### WHAT IS EXPECTED:
Go line by line through the data below, counting each one that has "homólogos", and give the final count only.

==== PROVIDED RECORDS ====

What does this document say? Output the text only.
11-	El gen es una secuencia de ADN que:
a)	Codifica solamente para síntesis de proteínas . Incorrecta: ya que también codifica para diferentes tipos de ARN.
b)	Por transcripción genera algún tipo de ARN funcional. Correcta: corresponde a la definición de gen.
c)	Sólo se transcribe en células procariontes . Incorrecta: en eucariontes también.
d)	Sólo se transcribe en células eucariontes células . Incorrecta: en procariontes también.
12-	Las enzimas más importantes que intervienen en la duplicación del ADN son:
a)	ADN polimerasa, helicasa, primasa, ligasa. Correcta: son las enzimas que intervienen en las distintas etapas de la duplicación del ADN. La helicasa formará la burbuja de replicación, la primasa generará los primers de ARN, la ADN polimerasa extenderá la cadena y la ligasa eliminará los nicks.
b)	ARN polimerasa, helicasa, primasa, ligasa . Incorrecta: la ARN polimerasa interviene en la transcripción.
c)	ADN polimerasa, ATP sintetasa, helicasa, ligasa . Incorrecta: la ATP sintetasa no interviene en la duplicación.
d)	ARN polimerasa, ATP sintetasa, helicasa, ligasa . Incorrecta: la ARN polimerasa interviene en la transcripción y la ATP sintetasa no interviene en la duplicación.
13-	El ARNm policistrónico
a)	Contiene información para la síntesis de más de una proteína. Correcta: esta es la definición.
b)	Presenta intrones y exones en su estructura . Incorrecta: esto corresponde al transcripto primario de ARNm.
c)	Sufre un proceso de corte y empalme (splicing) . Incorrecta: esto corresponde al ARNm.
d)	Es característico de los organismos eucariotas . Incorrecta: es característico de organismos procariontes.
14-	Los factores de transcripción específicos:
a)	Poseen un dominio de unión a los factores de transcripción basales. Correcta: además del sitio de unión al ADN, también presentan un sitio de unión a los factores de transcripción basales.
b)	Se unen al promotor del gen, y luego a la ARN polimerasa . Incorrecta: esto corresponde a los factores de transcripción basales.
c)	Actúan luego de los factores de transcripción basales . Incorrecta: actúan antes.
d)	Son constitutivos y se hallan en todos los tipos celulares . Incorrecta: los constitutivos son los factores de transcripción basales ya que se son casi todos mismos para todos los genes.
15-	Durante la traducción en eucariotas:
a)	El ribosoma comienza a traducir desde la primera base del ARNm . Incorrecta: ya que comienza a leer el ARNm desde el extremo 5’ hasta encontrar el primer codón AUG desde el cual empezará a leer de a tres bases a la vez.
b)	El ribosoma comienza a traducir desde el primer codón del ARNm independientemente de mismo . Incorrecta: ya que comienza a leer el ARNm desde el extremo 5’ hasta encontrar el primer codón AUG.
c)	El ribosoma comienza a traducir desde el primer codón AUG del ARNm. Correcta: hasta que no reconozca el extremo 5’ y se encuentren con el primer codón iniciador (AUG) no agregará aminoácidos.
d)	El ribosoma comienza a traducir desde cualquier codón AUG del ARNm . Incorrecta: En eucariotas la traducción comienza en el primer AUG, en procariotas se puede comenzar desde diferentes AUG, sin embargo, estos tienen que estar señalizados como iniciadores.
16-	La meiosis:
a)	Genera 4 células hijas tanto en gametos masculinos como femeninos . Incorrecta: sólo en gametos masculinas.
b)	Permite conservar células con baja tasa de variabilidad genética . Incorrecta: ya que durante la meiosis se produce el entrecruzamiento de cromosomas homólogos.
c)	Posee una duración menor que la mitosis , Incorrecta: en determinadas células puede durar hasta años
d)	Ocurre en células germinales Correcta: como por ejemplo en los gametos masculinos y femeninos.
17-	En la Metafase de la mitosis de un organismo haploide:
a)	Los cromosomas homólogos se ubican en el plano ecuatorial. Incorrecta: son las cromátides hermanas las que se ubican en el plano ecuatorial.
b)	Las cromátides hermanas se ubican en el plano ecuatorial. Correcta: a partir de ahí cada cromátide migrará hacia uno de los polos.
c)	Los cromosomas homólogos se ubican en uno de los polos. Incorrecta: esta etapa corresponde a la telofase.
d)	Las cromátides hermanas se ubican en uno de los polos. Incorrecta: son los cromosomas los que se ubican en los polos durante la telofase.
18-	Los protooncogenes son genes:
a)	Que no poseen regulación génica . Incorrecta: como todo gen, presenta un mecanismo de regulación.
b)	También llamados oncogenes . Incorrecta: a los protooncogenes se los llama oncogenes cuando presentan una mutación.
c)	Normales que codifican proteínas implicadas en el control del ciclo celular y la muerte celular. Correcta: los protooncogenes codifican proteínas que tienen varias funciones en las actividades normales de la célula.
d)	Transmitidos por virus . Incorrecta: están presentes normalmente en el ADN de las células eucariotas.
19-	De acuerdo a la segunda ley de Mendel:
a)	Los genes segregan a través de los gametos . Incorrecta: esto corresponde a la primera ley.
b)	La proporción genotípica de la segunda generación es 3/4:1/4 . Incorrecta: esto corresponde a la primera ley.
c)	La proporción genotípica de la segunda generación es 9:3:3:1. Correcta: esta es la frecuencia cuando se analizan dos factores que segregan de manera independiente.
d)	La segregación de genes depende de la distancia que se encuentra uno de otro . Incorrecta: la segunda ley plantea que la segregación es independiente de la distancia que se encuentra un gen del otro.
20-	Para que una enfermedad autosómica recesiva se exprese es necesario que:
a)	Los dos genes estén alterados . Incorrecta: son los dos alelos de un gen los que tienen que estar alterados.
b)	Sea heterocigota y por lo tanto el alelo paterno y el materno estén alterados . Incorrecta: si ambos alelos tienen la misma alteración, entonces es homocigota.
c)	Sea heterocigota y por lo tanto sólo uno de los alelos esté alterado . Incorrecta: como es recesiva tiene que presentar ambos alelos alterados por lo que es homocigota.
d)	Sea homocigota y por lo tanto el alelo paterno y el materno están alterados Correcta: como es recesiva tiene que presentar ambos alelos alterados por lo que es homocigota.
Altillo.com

====

### WORKED SOLUTION:
3